> _WHAT THE EXERCISE ASKS_: Every record below should be printed exactly as it appears.
***** MATERIAL FOR THIS TASK *****
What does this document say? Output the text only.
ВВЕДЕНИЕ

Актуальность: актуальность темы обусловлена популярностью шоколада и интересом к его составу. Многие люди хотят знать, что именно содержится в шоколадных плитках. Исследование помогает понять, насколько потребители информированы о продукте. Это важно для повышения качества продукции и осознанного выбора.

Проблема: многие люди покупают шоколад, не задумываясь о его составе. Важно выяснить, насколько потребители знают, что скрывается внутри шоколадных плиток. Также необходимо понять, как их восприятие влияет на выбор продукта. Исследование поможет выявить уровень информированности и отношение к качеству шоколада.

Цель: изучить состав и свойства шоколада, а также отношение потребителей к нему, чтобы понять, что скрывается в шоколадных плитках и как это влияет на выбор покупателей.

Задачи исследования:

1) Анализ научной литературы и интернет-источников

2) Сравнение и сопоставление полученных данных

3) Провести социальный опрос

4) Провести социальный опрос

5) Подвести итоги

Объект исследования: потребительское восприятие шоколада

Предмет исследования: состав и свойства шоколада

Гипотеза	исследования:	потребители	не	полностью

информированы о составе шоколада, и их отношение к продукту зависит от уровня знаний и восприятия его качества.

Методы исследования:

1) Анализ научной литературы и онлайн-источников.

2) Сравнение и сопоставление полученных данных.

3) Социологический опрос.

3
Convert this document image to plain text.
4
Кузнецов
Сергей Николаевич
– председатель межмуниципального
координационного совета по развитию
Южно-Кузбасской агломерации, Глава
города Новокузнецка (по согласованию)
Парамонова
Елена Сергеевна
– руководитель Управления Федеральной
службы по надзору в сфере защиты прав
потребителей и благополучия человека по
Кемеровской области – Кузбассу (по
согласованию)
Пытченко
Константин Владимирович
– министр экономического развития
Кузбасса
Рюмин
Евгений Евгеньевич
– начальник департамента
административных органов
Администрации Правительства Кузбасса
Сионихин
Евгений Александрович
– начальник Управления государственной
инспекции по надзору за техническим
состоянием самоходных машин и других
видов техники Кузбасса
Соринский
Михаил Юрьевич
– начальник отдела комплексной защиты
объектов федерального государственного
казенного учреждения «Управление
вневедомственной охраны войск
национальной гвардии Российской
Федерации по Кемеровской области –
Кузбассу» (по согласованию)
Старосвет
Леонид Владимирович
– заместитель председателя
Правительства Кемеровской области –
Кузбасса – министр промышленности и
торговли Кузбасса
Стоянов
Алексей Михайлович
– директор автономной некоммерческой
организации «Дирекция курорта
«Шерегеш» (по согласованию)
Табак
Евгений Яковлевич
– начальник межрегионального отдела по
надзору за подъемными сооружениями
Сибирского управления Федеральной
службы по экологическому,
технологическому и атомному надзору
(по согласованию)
*****
> _SOLUTION TO THE EXERCISE_:
What does this document say? Output the text only.
ВВЕДЕНИЕ

Актуальность: актуальность темы обусловлена популярностью шоколада и интересом к его составу. Многие люди хотят знать, что именно содержится в шоколадных плитках. Исследование помогает понять, насколько потребители информированы о продукте. Это важно для повышения качества продукции и осознанного выбора.

Проблема: многие люди покупают шоколад, не задумываясь о его составе. Важно выяснить, насколько потребители знают, что скрывается внутри шоколадных плиток. Также необходимо понять, как их восприятие влияет на выбор продукта. Исследование поможет выявить уровень информированности и отношение к качеству шоколада.

Цель: изучить состав и свойства шоколада, а также отношение потребителей к нему, чтобы понять, что скрывается в шоколадных плитках и как это влияет на выбор покупателей.

Задачи исследования:

1) Анализ научной литературы и интернет-источников

2) Сравнение и сопоставление полученных данных

3) Провести социальный опрос

4) Провести социальный опрос

5) Подвести итоги

Объект исследования: потребительское восприятие шоколада

Предмет исследования: состав и свойства шоколада

Гипотеза	исследования:	потребители	не	полностью

информированы о составе шоколада, и их отношение к продукту зависит от уровня знаний и восприятия его качества.

Методы исследования:

1) Анализ научной литературы и онлайн-источников.

2) Сравнение и сопоставление полученных данных.

3) Социологический опрос.

3
Convert this document image to plain text.
4
Кузнецов
Сергей Николаевич
– председатель межмуниципального
координационного совета по развитию
Южно-Кузбасской агломерации, Глава
города Новокузнецка (по согласованию)
Парамонова
Елена Сергеевна
– руководитель Управления Федеральной
службы по надзору в сфере защиты прав
потребителей и благополучия человека по
Кемеровской области – Кузбассу (по
согласованию)
Пытченко
Константин Владимирович
– министр экономического развития
Кузбасса
Рюмин
Евгений Евгеньевич
– начальник департамента
административных органов
Администрации Правительства Кузбасса
Сионихин
Евгений Александрович
– начальник Управления государственной
инспекции по надзору за техническим
состоянием самоходных машин и других
видов техники Кузбасса
Соринский
Михаил Юрьевич
– начальник отдела комплексной защиты
объектов федерального государственного
казенного учреждения «Управление
вневедомственной охраны войск
национальной гвардии Российской
Федерации по Кемеровской области –
Кузбассу» (по согласованию)
Старосвет
Леонид Владимирович
– заместитель председателя
Правительства Кемеровской области –
Кузбасса – министр промышленности и
торговли Кузбасса
Стоянов
Алексей Михайлович
– директор автономной некоммерческой
организации «Дирекция курорта
«Шерегеш» (по согласованию)
Табак
Евгений Яковлевич
– начальник межрегионального отдела по
надзору за подъемными сооружениями
Сибирского управления Федеральной
службы по экологическому,
технологическому и атомному надзору
(по согласованию)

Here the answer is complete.